- _Written instruction_
Please give the entries again in full and exactly, without any picture.

- _Excerpted data_
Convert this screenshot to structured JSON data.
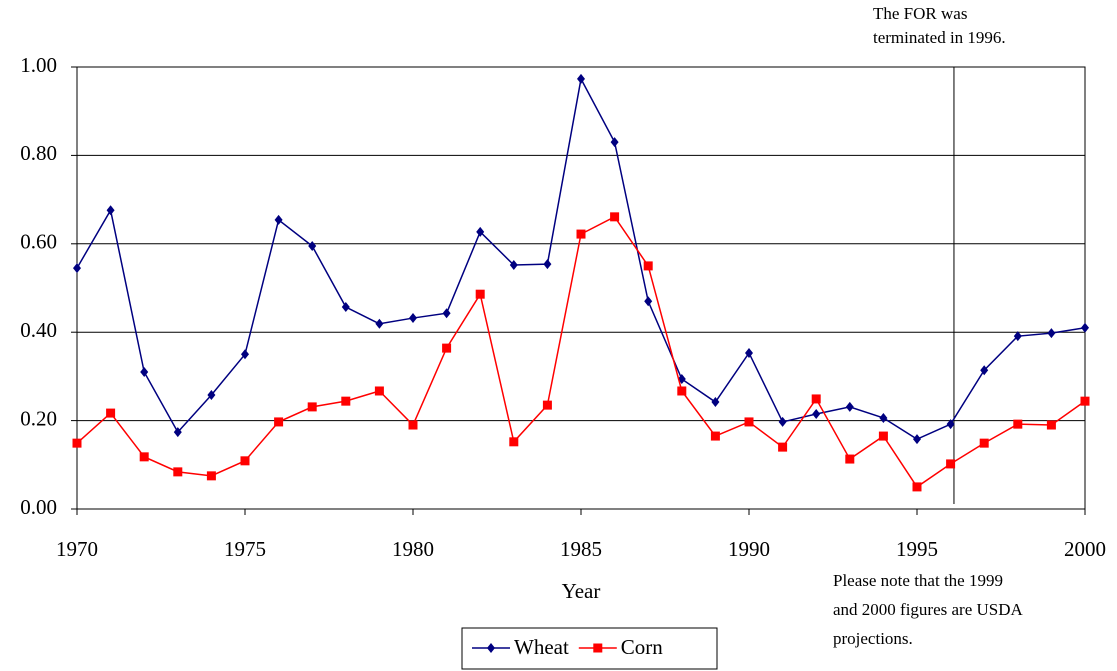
{
  "chart_data": {
    "type": "line",
    "x_label": "Year",
    "x": [
      1970,
      1971,
      1972,
      1973,
      1974,
      1975,
      1976,
      1977,
      1978,
      1979,
      1980,
      1981,
      1982,
      1983,
      1984,
      1985,
      1986,
      1987,
      1988,
      1989,
      1990,
      1991,
      1992,
      1993,
      1994,
      1995,
      1996,
      1997,
      1998,
      1999,
      2000
    ],
    "series": [
      {
        "name": "Wheat",
        "color": "#000080",
        "marker": "diamond",
        "values": [
          0.545,
          0.676,
          0.31,
          0.174,
          0.258,
          0.35,
          0.654,
          0.595,
          0.457,
          0.419,
          0.432,
          0.443,
          0.627,
          0.552,
          0.554,
          0.973,
          0.83,
          0.47,
          0.294,
          0.242,
          0.353,
          0.197,
          0.215,
          0.231,
          0.206,
          0.158,
          0.192,
          0.314,
          0.391,
          0.398,
          0.41
        ]
      },
      {
        "name": "Corn",
        "color": "#ff0000",
        "marker": "square",
        "values": [
          0.149,
          0.217,
          0.118,
          0.084,
          0.075,
          0.109,
          0.197,
          0.231,
          0.244,
          0.267,
          0.19,
          0.364,
          0.486,
          0.152,
          0.235,
          0.622,
          0.661,
          0.55,
          0.267,
          0.165,
          0.197,
          0.14,
          0.249,
          0.113,
          0.165,
          0.05,
          0.102,
          0.149,
          0.192,
          0.19,
          0.244
        ]
      }
    ],
    "xlim": [
      1970,
      2000
    ],
    "xticks": [
      1970,
      1975,
      1980,
      1985,
      1990,
      1995,
      2000
    ],
    "ylim": [
      0,
      1
    ],
    "yticks": [
      {
        "value": 0,
        "label": "0.00"
      },
      {
        "value": 0.2,
        "label": "0.20"
      },
      {
        "value": 0.4,
        "label": "0.40"
      },
      {
        "value": 0.6,
        "label": "0.60"
      },
      {
        "value": 0.8,
        "label": "0.80"
      },
      {
        "value": 1,
        "label": "1.00"
      }
    ],
    "grid": true,
    "legend": "bottom",
    "marker_line": {
      "x": 1996.1,
      "note": [
        "The FOR was",
        "terminated in 1996."
      ]
    },
    "footnote": [
      "Please note that the 1999",
      "and 2000 figures are USDA",
      "projections."
    ]
  }
}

- _Completed task_
Convert this screenshot to structured JSON data.
{
  "chart_data": {
    "type": "line",
    "x_label": "Year",
    "x": [
      1970,
      1971,
      1972,
      1973,
      1974,
      1975,
      1976,
      1977,
      1978,
      1979,
      1980,
      1981,
      1982,
      1983,
      1984,
      1985,
      1986,
      1987,
      1988,
      1989,
      1990,
      1991,
      1992,
      1993,
      1994,
      1995,
      1996,
      1997,
      1998,
      1999,
      2000
    ],
    "series": [
      {
        "name": "Wheat",
        "color": "#000080",
        "marker": "diamond",
        "values": [
          0.545,
          0.676,
          0.31,
          0.174,
          0.258,
          0.35,
          0.654,
          0.595,
          0.457,
          0.419,
          0.432,
          0.443,
          0.627,
          0.552,
          0.554,
          0.973,
          0.83,
          0.47,
          0.294,
          0.242,
          0.353,
          0.197,
          0.215,
          0.231,
          0.206,
          0.158,
          0.192,
          0.314,
          0.391,
          0.398,
          0.41
        ]
      },
      {
        "name": "Corn",
        "color": "#ff0000",
        "marker": "square",
        "values": [
          0.149,
          0.217,
          0.118,
          0.084,
          0.075,
          0.109,
          0.197,
          0.231,
          0.244,
          0.267,
          0.19,
          0.364,
          0.486,
          0.152,
          0.235,
          0.622,
          0.661,
          0.55,
          0.267,
          0.165,
          0.197,
          0.14,
          0.249,
          0.113,
          0.165,
          0.05,
          0.102,
          0.149,
          0.192,
          0.19,
          0.244
        ]
      }
    ],
    "xlim": [
      1970,
      2000
    ],
    "xticks": [
      1970,
      1975,
      1980,
      1985,
      1990,
      1995,
      2000
    ],
    "ylim": [
      0,
      1
    ],
    "yticks": [
      {
        "value": 0,
        "label": "0.00"
      },
      {
        "value": 0.2,
        "label": "0.20"
      },
      {
        "value": 0.4,
        "label": "0.40"
      },
      {
        "value": 0.6,
        "label": "0.60"
      },
      {
        "value": 0.8,
        "label": "0.80"
      },
      {
        "value": 1,
        "label": "1.00"
      }
    ],
    "grid": true,
    "legend": "bottom",
    "marker_line": {
      "x": 1996.1,
      "note": [
        "The FOR was",
        "terminated in 1996."
      ]
    },
    "footnote": [
      "Please note that the 1999",
      "and 2000 figures are USDA",
      "projections."
    ]
  }
}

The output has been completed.